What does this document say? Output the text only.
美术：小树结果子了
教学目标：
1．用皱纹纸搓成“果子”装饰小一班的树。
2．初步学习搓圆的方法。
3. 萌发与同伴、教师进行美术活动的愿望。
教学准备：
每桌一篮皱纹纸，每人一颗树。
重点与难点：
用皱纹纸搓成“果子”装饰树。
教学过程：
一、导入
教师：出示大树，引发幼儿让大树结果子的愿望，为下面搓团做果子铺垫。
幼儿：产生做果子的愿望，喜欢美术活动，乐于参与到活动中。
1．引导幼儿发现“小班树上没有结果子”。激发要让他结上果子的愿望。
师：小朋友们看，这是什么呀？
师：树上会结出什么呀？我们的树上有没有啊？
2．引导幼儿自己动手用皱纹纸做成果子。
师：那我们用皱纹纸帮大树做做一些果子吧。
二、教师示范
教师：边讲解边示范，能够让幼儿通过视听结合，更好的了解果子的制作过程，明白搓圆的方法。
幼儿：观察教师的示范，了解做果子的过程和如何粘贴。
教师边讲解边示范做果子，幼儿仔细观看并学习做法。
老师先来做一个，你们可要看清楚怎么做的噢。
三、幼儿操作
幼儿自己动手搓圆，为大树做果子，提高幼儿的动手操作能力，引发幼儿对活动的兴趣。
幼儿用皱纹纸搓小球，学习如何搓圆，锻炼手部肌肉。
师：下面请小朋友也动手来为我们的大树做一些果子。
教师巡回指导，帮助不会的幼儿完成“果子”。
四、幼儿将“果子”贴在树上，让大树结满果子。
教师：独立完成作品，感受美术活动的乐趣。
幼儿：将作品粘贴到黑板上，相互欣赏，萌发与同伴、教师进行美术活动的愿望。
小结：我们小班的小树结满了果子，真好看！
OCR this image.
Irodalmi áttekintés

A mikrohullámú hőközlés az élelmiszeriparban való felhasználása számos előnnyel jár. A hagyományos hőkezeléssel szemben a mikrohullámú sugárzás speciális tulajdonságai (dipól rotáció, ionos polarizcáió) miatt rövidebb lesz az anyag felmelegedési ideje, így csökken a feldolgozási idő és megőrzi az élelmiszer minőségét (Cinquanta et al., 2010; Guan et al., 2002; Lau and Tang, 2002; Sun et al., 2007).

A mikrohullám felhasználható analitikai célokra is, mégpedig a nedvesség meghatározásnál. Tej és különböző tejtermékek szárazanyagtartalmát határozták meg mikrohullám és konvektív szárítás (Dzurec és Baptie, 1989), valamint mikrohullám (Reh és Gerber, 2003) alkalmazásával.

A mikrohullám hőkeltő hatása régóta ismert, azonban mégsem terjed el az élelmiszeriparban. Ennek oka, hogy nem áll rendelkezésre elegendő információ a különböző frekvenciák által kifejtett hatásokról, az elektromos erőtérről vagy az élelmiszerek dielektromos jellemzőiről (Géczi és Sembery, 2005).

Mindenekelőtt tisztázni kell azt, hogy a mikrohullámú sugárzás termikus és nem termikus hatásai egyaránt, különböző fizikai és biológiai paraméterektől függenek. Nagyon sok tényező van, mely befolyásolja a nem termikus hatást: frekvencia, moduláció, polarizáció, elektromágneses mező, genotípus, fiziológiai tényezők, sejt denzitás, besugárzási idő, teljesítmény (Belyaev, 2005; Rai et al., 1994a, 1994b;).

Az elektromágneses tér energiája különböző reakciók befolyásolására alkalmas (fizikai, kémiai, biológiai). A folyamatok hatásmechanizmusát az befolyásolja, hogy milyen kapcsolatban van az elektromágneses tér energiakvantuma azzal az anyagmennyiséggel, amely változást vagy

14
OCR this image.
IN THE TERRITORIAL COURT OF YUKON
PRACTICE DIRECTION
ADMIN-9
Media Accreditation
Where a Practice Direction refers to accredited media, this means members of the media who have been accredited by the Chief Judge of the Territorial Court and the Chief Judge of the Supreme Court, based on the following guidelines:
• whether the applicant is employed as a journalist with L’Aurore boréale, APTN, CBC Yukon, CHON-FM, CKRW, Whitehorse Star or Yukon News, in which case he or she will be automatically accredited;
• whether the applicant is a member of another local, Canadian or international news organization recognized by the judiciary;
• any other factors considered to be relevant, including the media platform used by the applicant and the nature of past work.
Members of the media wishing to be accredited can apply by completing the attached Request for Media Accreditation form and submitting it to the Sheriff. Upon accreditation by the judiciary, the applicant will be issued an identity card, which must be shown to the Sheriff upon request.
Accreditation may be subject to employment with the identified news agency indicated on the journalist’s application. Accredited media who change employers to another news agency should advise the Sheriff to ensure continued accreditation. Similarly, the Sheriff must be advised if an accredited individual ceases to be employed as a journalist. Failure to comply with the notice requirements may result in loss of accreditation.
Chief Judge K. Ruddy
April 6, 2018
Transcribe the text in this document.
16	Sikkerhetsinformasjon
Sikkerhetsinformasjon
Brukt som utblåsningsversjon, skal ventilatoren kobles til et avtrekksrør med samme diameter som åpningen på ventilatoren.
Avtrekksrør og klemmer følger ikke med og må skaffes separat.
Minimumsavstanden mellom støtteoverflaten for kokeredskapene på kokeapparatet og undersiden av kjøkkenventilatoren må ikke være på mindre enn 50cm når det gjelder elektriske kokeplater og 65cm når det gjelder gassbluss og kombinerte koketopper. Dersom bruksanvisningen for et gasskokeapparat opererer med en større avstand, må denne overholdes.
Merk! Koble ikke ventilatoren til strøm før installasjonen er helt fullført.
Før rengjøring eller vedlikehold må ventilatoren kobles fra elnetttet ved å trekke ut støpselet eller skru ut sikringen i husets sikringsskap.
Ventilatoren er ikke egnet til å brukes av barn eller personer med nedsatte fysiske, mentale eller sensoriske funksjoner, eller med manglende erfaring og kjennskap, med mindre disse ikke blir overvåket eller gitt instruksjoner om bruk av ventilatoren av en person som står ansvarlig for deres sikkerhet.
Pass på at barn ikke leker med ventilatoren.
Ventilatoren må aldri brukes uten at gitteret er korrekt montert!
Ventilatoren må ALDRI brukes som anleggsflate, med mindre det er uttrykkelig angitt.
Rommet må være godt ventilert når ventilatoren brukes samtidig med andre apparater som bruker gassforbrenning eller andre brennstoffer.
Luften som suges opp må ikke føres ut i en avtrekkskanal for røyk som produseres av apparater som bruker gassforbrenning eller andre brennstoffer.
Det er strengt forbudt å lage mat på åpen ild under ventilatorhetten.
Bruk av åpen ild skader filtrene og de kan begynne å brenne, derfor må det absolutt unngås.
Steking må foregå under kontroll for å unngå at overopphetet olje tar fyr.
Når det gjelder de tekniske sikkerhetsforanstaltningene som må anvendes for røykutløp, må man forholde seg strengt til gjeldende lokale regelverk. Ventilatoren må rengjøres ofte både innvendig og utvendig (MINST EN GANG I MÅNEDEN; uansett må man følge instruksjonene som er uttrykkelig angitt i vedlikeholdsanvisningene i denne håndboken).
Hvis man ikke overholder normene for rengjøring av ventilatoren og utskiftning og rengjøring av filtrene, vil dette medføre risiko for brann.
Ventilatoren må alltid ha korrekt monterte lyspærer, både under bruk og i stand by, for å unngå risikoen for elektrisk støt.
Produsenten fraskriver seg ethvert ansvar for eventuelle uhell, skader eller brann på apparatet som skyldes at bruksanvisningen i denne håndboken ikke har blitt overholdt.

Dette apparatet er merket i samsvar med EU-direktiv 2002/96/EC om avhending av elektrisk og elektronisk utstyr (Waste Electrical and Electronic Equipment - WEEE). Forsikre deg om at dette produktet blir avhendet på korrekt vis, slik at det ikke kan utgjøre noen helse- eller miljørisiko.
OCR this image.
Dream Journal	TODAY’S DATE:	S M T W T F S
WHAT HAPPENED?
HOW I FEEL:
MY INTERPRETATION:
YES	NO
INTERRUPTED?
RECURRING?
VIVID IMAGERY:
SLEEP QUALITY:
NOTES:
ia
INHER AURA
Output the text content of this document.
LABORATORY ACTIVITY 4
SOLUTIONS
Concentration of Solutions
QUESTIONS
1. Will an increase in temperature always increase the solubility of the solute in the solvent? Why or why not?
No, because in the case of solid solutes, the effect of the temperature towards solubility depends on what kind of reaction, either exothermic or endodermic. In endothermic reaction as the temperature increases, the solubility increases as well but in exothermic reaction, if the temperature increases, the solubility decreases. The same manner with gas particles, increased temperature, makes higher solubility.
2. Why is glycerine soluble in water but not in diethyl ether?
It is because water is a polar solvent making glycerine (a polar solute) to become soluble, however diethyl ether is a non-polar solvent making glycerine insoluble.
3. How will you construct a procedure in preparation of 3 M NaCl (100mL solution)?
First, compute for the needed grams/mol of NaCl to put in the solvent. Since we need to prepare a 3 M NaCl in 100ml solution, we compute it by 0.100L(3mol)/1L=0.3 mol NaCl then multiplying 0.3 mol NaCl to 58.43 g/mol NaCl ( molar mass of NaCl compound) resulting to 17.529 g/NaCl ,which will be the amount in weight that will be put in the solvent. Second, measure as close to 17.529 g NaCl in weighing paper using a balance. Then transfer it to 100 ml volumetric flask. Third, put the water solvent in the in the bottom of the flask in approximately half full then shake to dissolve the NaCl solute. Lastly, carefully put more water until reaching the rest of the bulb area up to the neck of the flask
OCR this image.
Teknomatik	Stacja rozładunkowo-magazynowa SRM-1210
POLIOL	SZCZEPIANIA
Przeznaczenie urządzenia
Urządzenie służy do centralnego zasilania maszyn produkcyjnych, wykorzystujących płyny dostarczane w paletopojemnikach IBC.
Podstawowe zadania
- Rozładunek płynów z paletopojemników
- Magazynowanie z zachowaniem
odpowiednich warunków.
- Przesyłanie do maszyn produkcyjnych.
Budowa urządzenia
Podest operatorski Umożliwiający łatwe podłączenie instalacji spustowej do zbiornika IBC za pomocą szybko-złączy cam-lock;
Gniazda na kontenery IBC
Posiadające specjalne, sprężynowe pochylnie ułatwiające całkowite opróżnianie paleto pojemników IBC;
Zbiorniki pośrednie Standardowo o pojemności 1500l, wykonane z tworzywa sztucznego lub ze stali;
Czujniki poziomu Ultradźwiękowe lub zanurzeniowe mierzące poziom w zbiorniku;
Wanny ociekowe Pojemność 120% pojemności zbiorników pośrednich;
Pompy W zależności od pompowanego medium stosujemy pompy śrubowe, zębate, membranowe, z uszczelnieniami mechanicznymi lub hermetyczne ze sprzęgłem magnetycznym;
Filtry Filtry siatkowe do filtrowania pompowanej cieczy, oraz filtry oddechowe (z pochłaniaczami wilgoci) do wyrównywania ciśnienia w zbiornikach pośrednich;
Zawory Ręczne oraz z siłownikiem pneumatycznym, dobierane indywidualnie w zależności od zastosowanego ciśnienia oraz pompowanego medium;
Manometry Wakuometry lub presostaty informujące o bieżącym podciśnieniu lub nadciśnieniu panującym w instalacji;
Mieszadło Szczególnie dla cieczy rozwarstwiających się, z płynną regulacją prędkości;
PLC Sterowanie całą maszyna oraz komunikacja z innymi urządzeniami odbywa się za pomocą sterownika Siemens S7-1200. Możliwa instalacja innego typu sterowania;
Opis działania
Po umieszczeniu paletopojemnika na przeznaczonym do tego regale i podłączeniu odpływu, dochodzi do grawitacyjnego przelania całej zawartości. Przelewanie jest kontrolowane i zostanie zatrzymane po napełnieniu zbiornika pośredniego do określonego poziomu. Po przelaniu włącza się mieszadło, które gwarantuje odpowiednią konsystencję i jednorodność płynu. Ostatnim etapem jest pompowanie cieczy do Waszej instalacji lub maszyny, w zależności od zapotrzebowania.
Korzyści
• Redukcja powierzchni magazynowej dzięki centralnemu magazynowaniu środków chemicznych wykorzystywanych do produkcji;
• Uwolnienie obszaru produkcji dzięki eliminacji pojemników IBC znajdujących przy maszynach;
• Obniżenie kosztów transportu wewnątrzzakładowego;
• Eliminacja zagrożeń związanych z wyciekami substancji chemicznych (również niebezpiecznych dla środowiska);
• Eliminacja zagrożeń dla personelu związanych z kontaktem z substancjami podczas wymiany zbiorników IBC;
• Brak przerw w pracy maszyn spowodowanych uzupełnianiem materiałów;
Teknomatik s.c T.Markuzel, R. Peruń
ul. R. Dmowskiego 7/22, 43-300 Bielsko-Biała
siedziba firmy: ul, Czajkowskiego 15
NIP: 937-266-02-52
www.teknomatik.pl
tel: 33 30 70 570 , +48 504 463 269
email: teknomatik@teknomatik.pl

---------------

→ **Challenge**
Reproduce every line from the entries that holds the word "Eliminacja".

→ **The reply**
• Eliminacja zagrożeń związanych z wyciekami substancji chemicznych (również niebezpiecznych dla środowiska);
• Eliminacja zagrożeń dla personelu związanych z kontaktem z substancjami podczas wymiany zbiorników IBC;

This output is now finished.